SET TASK: Only the pictures stay out; every record is to be quoted exactly.

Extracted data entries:
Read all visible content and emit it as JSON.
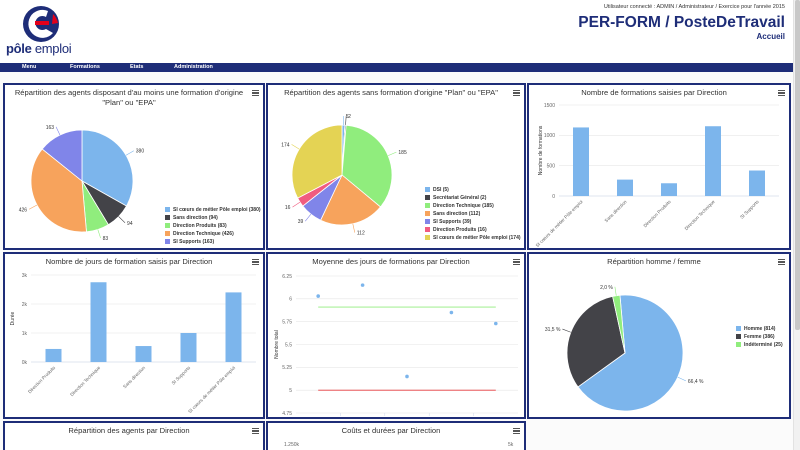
{
  "header": {
    "user_info": "Utilisateur connecté : ADMIN / Administrateur / Exercice pour l'année 2015",
    "app_title": "PER-FORM / PosteDeTravail",
    "page_subtitle": "Accueil",
    "logo_text_1": "pôle",
    "logo_text_2": " emploi"
  },
  "nav": {
    "items": [
      {
        "label": "Menu"
      },
      {
        "label": "Formations"
      },
      {
        "label": "Etats"
      },
      {
        "label": "Administration"
      }
    ]
  },
  "colors": {
    "brand": "#1e2d78",
    "brand_red": "#e3001b",
    "bar": "#7cb5ec"
  },
  "charts": [
    {
      "title": "Répartition des agents disposant d'au moins une formation d'origine \"Plan\" ou \"EPA\"",
      "chart_data": {
        "type": "pie",
        "slices": [
          {
            "name": "SI cœurs de métier Pôle emploi",
            "value": 380,
            "label": "380",
            "color": "#7cb5ec"
          },
          {
            "name": "Sans direction",
            "value": 94,
            "label": "94",
            "color": "#434348"
          },
          {
            "name": "Direction Produits",
            "value": 83,
            "label": "83",
            "color": "#90ed7d"
          },
          {
            "name": "Direction Technique",
            "value": 426,
            "label": "426",
            "color": "#f7a35c"
          },
          {
            "name": "SI Supports",
            "value": 163,
            "label": "163",
            "color": "#8085e9"
          }
        ],
        "legend_labels": [
          "SI cœurs de métier Pôle emploi (380)",
          "Sans direction (94)",
          "Direction Produits (83)",
          "Direction Technique (426)",
          "SI Supports (163)"
        ]
      }
    },
    {
      "title": "Répartition des agents sans formation d'origine \"Plan\" ou \"EPA\"",
      "chart_data": {
        "type": "pie",
        "slices": [
          {
            "name": "DSI",
            "value": 5,
            "label": "5",
            "color": "#7cb5ec"
          },
          {
            "name": "Secrétariat Général",
            "value": 2,
            "label": "2",
            "color": "#434348"
          },
          {
            "name": "Direction Technique",
            "value": 185,
            "label": "185",
            "color": "#90ed7d"
          },
          {
            "name": "Sans direction",
            "value": 112,
            "label": "112",
            "color": "#f7a35c"
          },
          {
            "name": "SI Supports",
            "value": 39,
            "label": "39",
            "color": "#8085e9"
          },
          {
            "name": "Direction Produits",
            "value": 16,
            "label": "16",
            "color": "#f15c80"
          },
          {
            "name": "SI cœurs de métier Pôle emploi",
            "value": 174,
            "label": "174",
            "color": "#e4d354"
          }
        ],
        "legend_labels": [
          "DSI (5)",
          "Secrétariat Général (2)",
          "Direction Technique (185)",
          "Sans direction (112)",
          "SI Supports (39)",
          "Direction Produits (16)",
          "SI cœurs de métier Pôle emploi (174)"
        ]
      }
    },
    {
      "title": "Nombre de formations saisies par Direction",
      "chart_data": {
        "type": "bar",
        "categories": [
          "SI cœurs de métier Pôle emploi",
          "Sans direction",
          "Direction Produits",
          "Direction Technique",
          "SI Supports"
        ],
        "values": [
          1130,
          270,
          210,
          1150,
          420
        ],
        "ylabel": "Nombre de formations",
        "ylim": [
          0,
          1500
        ],
        "yticks": [
          0,
          500,
          1000,
          1500
        ],
        "ytick_labels": [
          "0",
          "500",
          "1000",
          "1500"
        ]
      }
    },
    {
      "title": "Nombre de jours de formation saisis par Direction",
      "chart_data": {
        "type": "bar",
        "categories": [
          "Direction Produits",
          "Direction Technique",
          "Sans direction",
          "SI Supports",
          "SI cœurs de métier Pôle emploi"
        ],
        "values": [
          450,
          2750,
          550,
          1000,
          2400
        ],
        "ylabel": "Durée",
        "ylim": [
          0,
          3000
        ],
        "yticks": [
          0,
          1000,
          2000,
          3000
        ],
        "ytick_labels": [
          "0k",
          "1k",
          "2k",
          "3k"
        ]
      }
    },
    {
      "title": "Moyenne des jours de formations par Direction",
      "chart_data": {
        "type": "scatter",
        "points": [
          {
            "x": 0,
            "y": 6.03
          },
          {
            "x": 1,
            "y": 6.15
          },
          {
            "x": 2,
            "y": 5.15
          },
          {
            "x": 3,
            "y": 5.85
          },
          {
            "x": 4,
            "y": 5.73
          }
        ],
        "lines": [
          {
            "y": 5.91,
            "color": "#90ed7d"
          },
          {
            "y": 5.0,
            "color": "#e4393c"
          }
        ],
        "ylabel": "Nombre total",
        "ylim": [
          4.75,
          6.25
        ],
        "yticks": [
          4.75,
          5,
          5.25,
          5.5,
          5.75,
          6,
          6.25
        ],
        "ytick_labels": [
          "4.75",
          "5",
          "5.25",
          "5.5",
          "5.75",
          "6",
          "6.25"
        ]
      }
    },
    {
      "title": "Répartition homme / femme",
      "chart_data": {
        "type": "pie",
        "slices": [
          {
            "name": "Homme",
            "value": 814,
            "label": "66,4 %",
            "color": "#7cb5ec"
          },
          {
            "name": "Femme",
            "value": 386,
            "label": "31,5 %",
            "color": "#434348"
          },
          {
            "name": "Indéterminé",
            "value": 25,
            "label": "2,0 %",
            "color": "#90ed7d"
          }
        ],
        "legend_labels": [
          "Homme (814)",
          "Femme (386)",
          "Indéterminé (25)"
        ]
      }
    },
    {
      "title": "Répartition des agents par Direction"
    },
    {
      "title": "Coûts et durées par Direction",
      "chart_data": {
        "type": "bar",
        "ytick_labels": [
          "1.250k",
          "5k"
        ]
      }
    }
  ]
}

WRITTEN ANSWER:
Read all visible content and emit it as JSON.
{
  "header": {
    "user_info": "Utilisateur connecté : ADMIN / Administrateur / Exercice pour l'année 2015",
    "app_title": "PER-FORM / PosteDeTravail",
    "page_subtitle": "Accueil",
    "logo_text_1": "pôle",
    "logo_text_2": " emploi"
  },
  "nav": {
    "items": [
      {
        "label": "Menu"
      },
      {
        "label": "Formations"
      },
      {
        "label": "Etats"
      },
      {
        "label": "Administration"
      }
    ]
  },
  "colors": {
    "brand": "#1e2d78",
    "brand_red": "#e3001b",
    "bar": "#7cb5ec"
  },
  "charts": [
    {
      "title": "Répartition des agents disposant d'au moins une formation d'origine \"Plan\" ou \"EPA\"",
      "chart_data": {
        "type": "pie",
        "slices": [
          {
            "name": "SI cœurs de métier Pôle emploi",
            "value": 380,
            "label": "380",
            "color": "#7cb5ec"
          },
          {
            "name": "Sans direction",
            "value": 94,
            "label": "94",
            "color": "#434348"
          },
          {
            "name": "Direction Produits",
            "value": 83,
            "label": "83",
            "color": "#90ed7d"
          },
          {
            "name": "Direction Technique",
            "value": 426,
            "label": "426",
            "color": "#f7a35c"
          },
          {
            "name": "SI Supports",
            "value": 163,
            "label": "163",
            "color": "#8085e9"
          }
        ],
        "legend_labels": [
          "SI cœurs de métier Pôle emploi (380)",
          "Sans direction (94)",
          "Direction Produits (83)",
          "Direction Technique (426)",
          "SI Supports (163)"
        ]
      }
    },
    {
      "title": "Répartition des agents sans formation d'origine \"Plan\" ou \"EPA\"",
      "chart_data": {
        "type": "pie",
        "slices": [
          {
            "name": "DSI",
            "value": 5,
            "label": "5",
            "color": "#7cb5ec"
          },
          {
            "name": "Secrétariat Général",
            "value": 2,
            "label": "2",
            "color": "#434348"
          },
          {
            "name": "Direction Technique",
            "value": 185,
            "label": "185",
            "color": "#90ed7d"
          },
          {
            "name": "Sans direction",
            "value": 112,
            "label": "112",
            "color": "#f7a35c"
          },
          {
            "name": "SI Supports",
            "value": 39,
            "label": "39",
            "color": "#8085e9"
          },
          {
            "name": "Direction Produits",
            "value": 16,
            "label": "16",
            "color": "#f15c80"
          },
          {
            "name": "SI cœurs de métier Pôle emploi",
            "value": 174,
            "label": "174",
            "color": "#e4d354"
          }
        ],
        "legend_labels": [
          "DSI (5)",
          "Secrétariat Général (2)",
          "Direction Technique (185)",
          "Sans direction (112)",
          "SI Supports (39)",
          "Direction Produits (16)",
          "SI cœurs de métier Pôle emploi (174)"
        ]
      }
    },
    {
      "title": "Nombre de formations saisies par Direction",
      "chart_data": {
        "type": "bar",
        "categories": [
          "SI cœurs de métier Pôle emploi",
          "Sans direction",
          "Direction Produits",
          "Direction Technique",
          "SI Supports"
        ],
        "values": [
          1130,
          270,
          210,
          1150,
          420
        ],
        "ylabel": "Nombre de formations",
        "ylim": [
          0,
          1500
        ],
        "yticks": [
          0,
          500,
          1000,
          1500
        ],
        "ytick_labels": [
          "0",
          "500",
          "1000",
          "1500"
        ]
      }
    },
    {
      "title": "Nombre de jours de formation saisis par Direction",
      "chart_data": {
        "type": "bar",
        "categories": [
          "Direction Produits",
          "Direction Technique",
          "Sans direction",
          "SI Supports",
          "SI cœurs de métier Pôle emploi"
        ],
        "values": [
          450,
          2750,
          550,
          1000,
          2400
        ],
        "ylabel": "Durée",
        "ylim": [
          0,
          3000
        ],
        "yticks": [
          0,
          1000,
          2000,
          3000
        ],
        "ytick_labels": [
          "0k",
          "1k",
          "2k",
          "3k"
        ]
      }
    },
    {
      "title": "Moyenne des jours de formations par Direction",
      "chart_data": {
        "type": "scatter",
        "points": [
          {
            "x": 0,
            "y": 6.03
          },
          {
            "x": 1,
            "y": 6.15
          },
          {
            "x": 2,
            "y": 5.15
          },
          {
            "x": 3,
            "y": 5.85
          },
          {
            "x": 4,
            "y": 5.73
          }
        ],
        "lines": [
          {
            "y": 5.91,
            "color": "#90ed7d"
          },
          {
            "y": 5.0,
            "color": "#e4393c"
          }
        ],
        "ylabel": "Nombre total",
        "ylim": [
          4.75,
          6.25
        ],
        "yticks": [
          4.75,
          5,
          5.25,
          5.5,
          5.75,
          6,
          6.25
        ],
        "ytick_labels": [
          "4.75",
          "5",
          "5.25",
          "5.5",
          "5.75",
          "6",
          "6.25"
        ]
      }
    },
    {
      "title": "Répartition homme / femme",
      "chart_data": {
        "type": "pie",
        "slices": [
          {
            "name": "Homme",
            "value": 814,
            "label": "66,4 %",
            "color": "#7cb5ec"
          },
          {
            "name": "Femme",
            "value": 386,
            "label": "31,5 %",
            "color": "#434348"
          },
          {
            "name": "Indéterminé",
            "value": 25,
            "label": "2,0 %",
            "color": "#90ed7d"
          }
        ],
        "legend_labels": [
          "Homme (814)",
          "Femme (386)",
          "Indéterminé (25)"
        ]
      }
    },
    {
      "title": "Répartition des agents par Direction"
    },
    {
      "title": "Coûts et durées par Direction",
      "chart_data": {
        "type": "bar",
        "ytick_labels": [
          "1.250k",
          "5k"
        ]
      }
    }
  ]
}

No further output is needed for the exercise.